* WHAT IS BEING ASKED: Copy out every record below with complete accuracy.

* MATERIAL SHOWN:
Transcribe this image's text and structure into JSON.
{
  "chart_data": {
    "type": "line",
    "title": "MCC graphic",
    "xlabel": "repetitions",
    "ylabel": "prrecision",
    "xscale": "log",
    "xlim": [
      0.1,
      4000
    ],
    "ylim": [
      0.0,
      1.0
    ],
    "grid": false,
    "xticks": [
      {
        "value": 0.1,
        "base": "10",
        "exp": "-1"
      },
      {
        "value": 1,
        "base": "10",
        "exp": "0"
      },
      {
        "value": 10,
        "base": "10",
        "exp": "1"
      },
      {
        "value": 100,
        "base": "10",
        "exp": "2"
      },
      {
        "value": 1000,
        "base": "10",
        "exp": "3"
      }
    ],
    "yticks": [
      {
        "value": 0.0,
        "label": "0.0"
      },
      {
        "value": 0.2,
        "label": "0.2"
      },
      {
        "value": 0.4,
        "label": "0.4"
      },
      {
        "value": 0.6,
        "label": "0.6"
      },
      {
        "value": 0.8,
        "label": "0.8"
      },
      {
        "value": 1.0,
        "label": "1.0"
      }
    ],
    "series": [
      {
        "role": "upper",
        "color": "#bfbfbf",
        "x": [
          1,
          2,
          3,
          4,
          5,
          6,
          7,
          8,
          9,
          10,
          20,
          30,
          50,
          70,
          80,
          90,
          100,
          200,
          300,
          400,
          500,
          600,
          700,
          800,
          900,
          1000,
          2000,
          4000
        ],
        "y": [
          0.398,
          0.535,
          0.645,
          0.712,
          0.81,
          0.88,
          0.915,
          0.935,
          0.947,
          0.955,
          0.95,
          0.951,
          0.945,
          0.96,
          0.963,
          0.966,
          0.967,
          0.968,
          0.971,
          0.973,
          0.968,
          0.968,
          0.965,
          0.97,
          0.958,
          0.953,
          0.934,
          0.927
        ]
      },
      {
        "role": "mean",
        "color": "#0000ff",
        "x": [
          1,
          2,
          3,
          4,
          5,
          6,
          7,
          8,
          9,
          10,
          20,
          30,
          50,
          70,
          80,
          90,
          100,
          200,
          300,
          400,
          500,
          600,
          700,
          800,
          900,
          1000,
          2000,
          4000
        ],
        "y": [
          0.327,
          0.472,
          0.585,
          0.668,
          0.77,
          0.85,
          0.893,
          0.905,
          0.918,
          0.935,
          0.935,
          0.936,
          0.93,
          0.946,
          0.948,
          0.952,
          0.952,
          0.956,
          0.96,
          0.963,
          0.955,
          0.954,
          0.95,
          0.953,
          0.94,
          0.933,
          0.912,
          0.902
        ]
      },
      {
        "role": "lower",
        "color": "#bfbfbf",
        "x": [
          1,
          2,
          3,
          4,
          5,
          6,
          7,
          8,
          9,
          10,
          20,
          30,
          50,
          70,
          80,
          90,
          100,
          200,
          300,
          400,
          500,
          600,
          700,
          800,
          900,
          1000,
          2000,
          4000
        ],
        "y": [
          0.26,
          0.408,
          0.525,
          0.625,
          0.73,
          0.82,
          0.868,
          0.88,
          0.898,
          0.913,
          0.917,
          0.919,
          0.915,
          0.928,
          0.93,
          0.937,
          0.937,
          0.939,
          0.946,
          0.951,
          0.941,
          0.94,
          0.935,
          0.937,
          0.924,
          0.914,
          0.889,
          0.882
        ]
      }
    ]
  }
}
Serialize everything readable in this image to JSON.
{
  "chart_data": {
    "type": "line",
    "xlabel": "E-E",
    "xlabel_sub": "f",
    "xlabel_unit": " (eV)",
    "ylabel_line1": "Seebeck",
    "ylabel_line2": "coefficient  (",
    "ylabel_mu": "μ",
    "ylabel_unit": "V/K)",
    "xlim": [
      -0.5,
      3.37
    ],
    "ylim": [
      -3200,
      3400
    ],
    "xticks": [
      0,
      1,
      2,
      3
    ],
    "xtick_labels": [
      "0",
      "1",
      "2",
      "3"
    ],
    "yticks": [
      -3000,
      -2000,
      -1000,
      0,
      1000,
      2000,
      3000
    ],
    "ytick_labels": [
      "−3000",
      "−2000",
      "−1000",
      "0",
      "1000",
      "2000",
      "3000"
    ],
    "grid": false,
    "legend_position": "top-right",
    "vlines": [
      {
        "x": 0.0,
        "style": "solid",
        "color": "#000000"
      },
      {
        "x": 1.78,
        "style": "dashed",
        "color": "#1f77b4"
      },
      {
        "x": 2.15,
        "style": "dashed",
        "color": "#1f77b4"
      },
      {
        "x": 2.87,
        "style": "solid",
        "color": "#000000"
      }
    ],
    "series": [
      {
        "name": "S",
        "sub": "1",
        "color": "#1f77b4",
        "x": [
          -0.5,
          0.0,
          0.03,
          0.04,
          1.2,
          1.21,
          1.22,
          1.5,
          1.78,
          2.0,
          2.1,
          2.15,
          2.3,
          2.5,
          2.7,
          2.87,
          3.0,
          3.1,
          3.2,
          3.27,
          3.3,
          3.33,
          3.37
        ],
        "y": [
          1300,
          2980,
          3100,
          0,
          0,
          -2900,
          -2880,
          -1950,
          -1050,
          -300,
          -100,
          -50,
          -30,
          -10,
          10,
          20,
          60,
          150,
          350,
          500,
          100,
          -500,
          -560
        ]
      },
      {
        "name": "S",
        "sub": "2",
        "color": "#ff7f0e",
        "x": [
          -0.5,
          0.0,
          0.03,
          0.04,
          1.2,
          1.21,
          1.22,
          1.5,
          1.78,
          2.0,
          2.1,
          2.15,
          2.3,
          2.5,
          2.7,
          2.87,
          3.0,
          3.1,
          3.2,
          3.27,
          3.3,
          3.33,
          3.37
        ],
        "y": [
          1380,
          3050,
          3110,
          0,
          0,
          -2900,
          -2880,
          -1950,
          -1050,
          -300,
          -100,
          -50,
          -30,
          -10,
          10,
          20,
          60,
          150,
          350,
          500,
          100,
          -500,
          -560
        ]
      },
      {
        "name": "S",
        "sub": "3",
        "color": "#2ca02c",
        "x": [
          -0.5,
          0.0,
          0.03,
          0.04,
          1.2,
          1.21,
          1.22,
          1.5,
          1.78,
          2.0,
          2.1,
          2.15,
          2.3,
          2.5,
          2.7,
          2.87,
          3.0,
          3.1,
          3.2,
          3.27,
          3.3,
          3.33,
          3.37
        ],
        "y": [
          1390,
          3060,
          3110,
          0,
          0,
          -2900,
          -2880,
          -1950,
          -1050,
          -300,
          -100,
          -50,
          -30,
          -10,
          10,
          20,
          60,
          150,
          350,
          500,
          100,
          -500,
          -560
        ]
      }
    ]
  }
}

* CORRECT RESULT:
Transcribe this image's text and structure into JSON.
{
  "chart_data": {
    "type": "line",
    "title": "MCC graphic",
    "xlabel": "repetitions",
    "ylabel": "prrecision",
    "xscale": "log",
    "xlim": [
      0.1,
      4000
    ],
    "ylim": [
      0.0,
      1.0
    ],
    "grid": false,
    "xticks": [
      {
        "value": 0.1,
        "base": "10",
        "exp": "-1"
      },
      {
        "value": 1,
        "base": "10",
        "exp": "0"
      },
      {
        "value": 10,
        "base": "10",
        "exp": "1"
      },
      {
        "value": 100,
        "base": "10",
        "exp": "2"
      },
      {
        "value": 1000,
        "base": "10",
        "exp": "3"
      }
    ],
    "yticks": [
      {
        "value": 0.0,
        "label": "0.0"
      },
      {
        "value": 0.2,
        "label": "0.2"
      },
      {
        "value": 0.4,
        "label": "0.4"
      },
      {
        "value": 0.6,
        "label": "0.6"
      },
      {
        "value": 0.8,
        "label": "0.8"
      },
      {
        "value": 1.0,
        "label": "1.0"
      }
    ],
    "series": [
      {
        "role": "upper",
        "color": "#bfbfbf",
        "x": [
          1,
          2,
          3,
          4,
          5,
          6,
          7,
          8,
          9,
          10,
          20,
          30,
          50,
          70,
          80,
          90,
          100,
          200,
          300,
          400,
          500,
          600,
          700,
          800,
          900,
          1000,
          2000,
          4000
        ],
        "y": [
          0.398,
          0.535,
          0.645,
          0.712,
          0.81,
          0.88,
          0.915,
          0.935,
          0.947,
          0.955,
          0.95,
          0.951,
          0.945,
          0.96,
          0.963,
          0.966,
          0.967,
          0.968,
          0.971,
          0.973,
          0.968,
          0.968,
          0.965,
          0.97,
          0.958,
          0.953,
          0.934,
          0.927
        ]
      },
      {
        "role": "mean",
        "color": "#0000ff",
        "x": [
          1,
          2,
          3,
          4,
          5,
          6,
          7,
          8,
          9,
          10,
          20,
          30,
          50,
          70,
          80,
          90,
          100,
          200,
          300,
          400,
          500,
          600,
          700,
          800,
          900,
          1000,
          2000,
          4000
        ],
        "y": [
          0.327,
          0.472,
          0.585,
          0.668,
          0.77,
          0.85,
          0.893,
          0.905,
          0.918,
          0.935,
          0.935,
          0.936,
          0.93,
          0.946,
          0.948,
          0.952,
          0.952,
          0.956,
          0.96,
          0.963,
          0.955,
          0.954,
          0.95,
          0.953,
          0.94,
          0.933,
          0.912,
          0.902
        ]
      },
      {
        "role": "lower",
        "color": "#bfbfbf",
        "x": [
          1,
          2,
          3,
          4,
          5,
          6,
          7,
          8,
          9,
          10,
          20,
          30,
          50,
          70,
          80,
          90,
          100,
          200,
          300,
          400,
          500,
          600,
          700,
          800,
          900,
          1000,
          2000,
          4000
        ],
        "y": [
          0.26,
          0.408,
          0.525,
          0.625,
          0.73,
          0.82,
          0.868,
          0.88,
          0.898,
          0.913,
          0.917,
          0.919,
          0.915,
          0.928,
          0.93,
          0.937,
          0.937,
          0.939,
          0.946,
          0.951,
          0.941,
          0.94,
          0.935,
          0.937,
          0.924,
          0.914,
          0.889,
          0.882
        ]
      }
    ]
  }
}
Serialize everything readable in this image to JSON.
{
  "chart_data": {
    "type": "line",
    "xlabel": "E-E",
    "xlabel_sub": "f",
    "xlabel_unit": " (eV)",
    "ylabel_line1": "Seebeck",
    "ylabel_line2": "coefficient  (",
    "ylabel_mu": "μ",
    "ylabel_unit": "V/K)",
    "xlim": [
      -0.5,
      3.37
    ],
    "ylim": [
      -3200,
      3400
    ],
    "xticks": [
      0,
      1,
      2,
      3
    ],
    "xtick_labels": [
      "0",
      "1",
      "2",
      "3"
    ],
    "yticks": [
      -3000,
      -2000,
      -1000,
      0,
      1000,
      2000,
      3000
    ],
    "ytick_labels": [
      "−3000",
      "−2000",
      "−1000",
      "0",
      "1000",
      "2000",
      "3000"
    ],
    "grid": false,
    "legend_position": "top-right",
    "vlines": [
      {
        "x": 0.0,
        "style": "solid",
        "color": "#000000"
      },
      {
        "x": 1.78,
        "style": "dashed",
        "color": "#1f77b4"
      },
      {
        "x": 2.15,
        "style": "dashed",
        "color": "#1f77b4"
      },
      {
        "x": 2.87,
        "style": "solid",
        "color": "#000000"
      }
    ],
    "series": [
      {
        "name": "S",
        "sub": "1",
        "color": "#1f77b4",
        "x": [
          -0.5,
          0.0,
          0.03,
          0.04,
          1.2,
          1.21,
          1.22,
          1.5,
          1.78,
          2.0,
          2.1,
          2.15,
          2.3,
          2.5,
          2.7,
          2.87,
          3.0,
          3.1,
          3.2,
          3.27,
          3.3,
          3.33,
          3.37
        ],
        "y": [
          1300,
          2980,
          3100,
          0,
          0,
          -2900,
          -2880,
          -1950,
          -1050,
          -300,
          -100,
          -50,
          -30,
          -10,
          10,
          20,
          60,
          150,
          350,
          500,
          100,
          -500,
          -560
        ]
      },
      {
        "name": "S",
        "sub": "2",
        "color": "#ff7f0e",
        "x": [
          -0.5,
          0.0,
          0.03,
          0.04,
          1.2,
          1.21,
          1.22,
          1.5,
          1.78,
          2.0,
          2.1,
          2.15,
          2.3,
          2.5,
          2.7,
          2.87,
          3.0,
          3.1,
          3.2,
          3.27,
          3.3,
          3.33,
          3.37
        ],
        "y": [
          1380,
          3050,
          3110,
          0,
          0,
          -2900,
          -2880,
          -1950,
          -1050,
          -300,
          -100,
          -50,
          -30,
          -10,
          10,
          20,
          60,
          150,
          350,
          500,
          100,
          -500,
          -560
        ]
      },
      {
        "name": "S",
        "sub": "3",
        "color": "#2ca02c",
        "x": [
          -0.5,
          0.0,
          0.03,
          0.04,
          1.2,
          1.21,
          1.22,
          1.5,
          1.78,
          2.0,
          2.1,
          2.15,
          2.3,
          2.5,
          2.7,
          2.87,
          3.0,
          3.1,
          3.2,
          3.27,
          3.3,
          3.33,
          3.37
        ],
        "y": [
          1390,
          3060,
          3110,
          0,
          0,
          -2900,
          -2880,
          -1950,
          -1050,
          -300,
          -100,
          -50,
          -30,
          -10,
          10,
          20,
          60,
          150,
          350,
          500,
          100,
          -500,
          -560
        ]
      }
    ]
  }
}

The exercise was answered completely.